- Assignment A
Read the simulation-loop excerpt and decide whether each statement agrees with it. Answer yes or no for each, and quote the words that decide it.
(i) The outputs of the simulations are kept in a list.
(ii) Each simulation's outputs get an identifier taken from the names of the parameter lists.
(iii) For each simulation, the loop prints how many rows its outputs have.
- Assignment B
In the simulation-loop excerpt, which function runs each simulation?

- Quoted passage
=======

We can now use our lists of malariasimulation parameters to run the simulations.


# Open a list to store the simulation outputs in:
simulation_outputs <- list()

# Run the simulations
for(i in seq(length(simulation_parameters))) {
  
  # Run the i-th simulation
  simulation_temp <- run_simulation(timesteps = timesteps, 
                                    parameters = simulation_parameters[[i]])
  
  # Append the simulation identifier:
  simulation_temp$identifier <- names(simulation_parameters)[i]
  
  # Append the ith simulation outputs to the combined simulation dataframe:
  simulation_outputs[[names(simulation_parameters)[i]]] <- simulation_temp
  
  # Print the number of columns in the i-th simulation outputs dataframe:                            
  print(ncol(simulation_temp))

=======

- Records shown
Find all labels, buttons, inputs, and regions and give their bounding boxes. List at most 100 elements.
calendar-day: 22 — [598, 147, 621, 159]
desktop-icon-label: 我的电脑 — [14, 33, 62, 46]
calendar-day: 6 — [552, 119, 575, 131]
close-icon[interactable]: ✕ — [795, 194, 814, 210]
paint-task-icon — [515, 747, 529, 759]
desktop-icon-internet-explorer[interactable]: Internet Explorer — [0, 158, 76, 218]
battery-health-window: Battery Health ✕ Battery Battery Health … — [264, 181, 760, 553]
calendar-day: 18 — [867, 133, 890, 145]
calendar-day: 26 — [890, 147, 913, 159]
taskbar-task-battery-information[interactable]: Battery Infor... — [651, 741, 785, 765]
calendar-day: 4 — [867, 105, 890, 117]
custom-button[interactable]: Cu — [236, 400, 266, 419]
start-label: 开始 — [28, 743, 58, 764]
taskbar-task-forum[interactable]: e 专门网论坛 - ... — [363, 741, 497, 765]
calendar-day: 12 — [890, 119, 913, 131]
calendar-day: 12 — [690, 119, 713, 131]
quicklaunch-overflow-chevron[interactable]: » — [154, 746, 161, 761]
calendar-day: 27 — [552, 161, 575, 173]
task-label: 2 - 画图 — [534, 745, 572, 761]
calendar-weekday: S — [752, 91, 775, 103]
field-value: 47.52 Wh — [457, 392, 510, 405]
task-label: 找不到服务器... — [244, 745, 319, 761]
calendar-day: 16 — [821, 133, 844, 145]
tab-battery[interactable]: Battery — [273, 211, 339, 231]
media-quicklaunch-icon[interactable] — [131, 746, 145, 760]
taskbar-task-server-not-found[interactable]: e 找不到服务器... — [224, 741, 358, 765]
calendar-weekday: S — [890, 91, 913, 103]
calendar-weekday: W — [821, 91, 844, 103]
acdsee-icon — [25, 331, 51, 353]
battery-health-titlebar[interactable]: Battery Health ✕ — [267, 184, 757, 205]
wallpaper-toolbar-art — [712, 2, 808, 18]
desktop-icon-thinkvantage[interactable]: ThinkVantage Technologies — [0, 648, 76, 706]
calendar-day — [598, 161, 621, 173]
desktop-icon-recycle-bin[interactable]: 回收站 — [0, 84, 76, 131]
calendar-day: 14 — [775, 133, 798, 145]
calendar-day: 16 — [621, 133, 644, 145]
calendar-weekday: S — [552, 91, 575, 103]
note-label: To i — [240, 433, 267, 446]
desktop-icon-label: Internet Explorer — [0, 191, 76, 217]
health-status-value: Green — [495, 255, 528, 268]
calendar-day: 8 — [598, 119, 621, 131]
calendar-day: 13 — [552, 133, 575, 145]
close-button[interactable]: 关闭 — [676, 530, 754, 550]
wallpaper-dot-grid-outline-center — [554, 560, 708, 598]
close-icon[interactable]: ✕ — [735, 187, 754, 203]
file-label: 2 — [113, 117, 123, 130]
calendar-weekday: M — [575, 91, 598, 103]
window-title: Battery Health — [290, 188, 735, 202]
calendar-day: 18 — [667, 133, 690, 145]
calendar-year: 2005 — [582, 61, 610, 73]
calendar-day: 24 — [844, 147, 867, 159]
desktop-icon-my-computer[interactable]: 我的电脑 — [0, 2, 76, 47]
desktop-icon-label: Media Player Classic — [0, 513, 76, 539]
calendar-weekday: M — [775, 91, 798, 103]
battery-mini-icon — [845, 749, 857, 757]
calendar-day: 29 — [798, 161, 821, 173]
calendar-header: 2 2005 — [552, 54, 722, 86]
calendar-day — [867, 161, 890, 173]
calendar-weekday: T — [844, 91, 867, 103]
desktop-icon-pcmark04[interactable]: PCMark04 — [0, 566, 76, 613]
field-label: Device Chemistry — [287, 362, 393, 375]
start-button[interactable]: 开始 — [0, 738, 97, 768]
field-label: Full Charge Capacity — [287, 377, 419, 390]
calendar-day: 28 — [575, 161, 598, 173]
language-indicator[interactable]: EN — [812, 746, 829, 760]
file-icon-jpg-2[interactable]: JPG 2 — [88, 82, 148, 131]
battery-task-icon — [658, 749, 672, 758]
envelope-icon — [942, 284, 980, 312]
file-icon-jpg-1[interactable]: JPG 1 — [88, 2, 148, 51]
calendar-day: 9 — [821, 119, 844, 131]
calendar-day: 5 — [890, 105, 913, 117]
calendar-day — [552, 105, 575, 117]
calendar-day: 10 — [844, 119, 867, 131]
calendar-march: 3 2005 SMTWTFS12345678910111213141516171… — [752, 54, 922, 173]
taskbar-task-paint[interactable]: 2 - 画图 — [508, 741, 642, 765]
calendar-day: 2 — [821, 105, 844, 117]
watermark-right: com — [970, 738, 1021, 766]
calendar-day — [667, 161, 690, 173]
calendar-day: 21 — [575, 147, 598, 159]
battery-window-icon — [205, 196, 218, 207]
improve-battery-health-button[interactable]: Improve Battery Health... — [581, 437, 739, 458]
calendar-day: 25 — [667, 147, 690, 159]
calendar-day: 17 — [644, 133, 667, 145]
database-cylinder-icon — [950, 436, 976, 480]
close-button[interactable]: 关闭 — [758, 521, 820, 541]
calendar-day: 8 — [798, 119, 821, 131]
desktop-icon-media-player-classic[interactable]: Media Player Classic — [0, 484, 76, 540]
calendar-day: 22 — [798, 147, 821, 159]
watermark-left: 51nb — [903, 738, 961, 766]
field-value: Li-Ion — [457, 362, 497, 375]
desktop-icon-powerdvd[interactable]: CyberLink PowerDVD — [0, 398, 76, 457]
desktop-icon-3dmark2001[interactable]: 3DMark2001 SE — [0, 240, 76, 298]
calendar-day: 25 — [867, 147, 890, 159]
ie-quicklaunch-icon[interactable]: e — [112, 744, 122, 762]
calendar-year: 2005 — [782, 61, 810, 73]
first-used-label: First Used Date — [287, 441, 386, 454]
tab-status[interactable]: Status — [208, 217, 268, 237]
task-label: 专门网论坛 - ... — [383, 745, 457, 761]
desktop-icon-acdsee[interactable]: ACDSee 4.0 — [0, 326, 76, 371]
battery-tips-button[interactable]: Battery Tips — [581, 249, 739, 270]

=======

- Written response A
(i) Yes: "# Open a list to store the simulation outputs in:"
(ii) Yes: "simulation_temp$identifier <- names(simulation_parameters)[i]"
(iii) No: "# Print the number of columns in the i-th simulation outputs dataframe:"

- Written response B
run_simulation, called with "timesteps = timesteps" and "parameters = simulation_parameters[[i]]".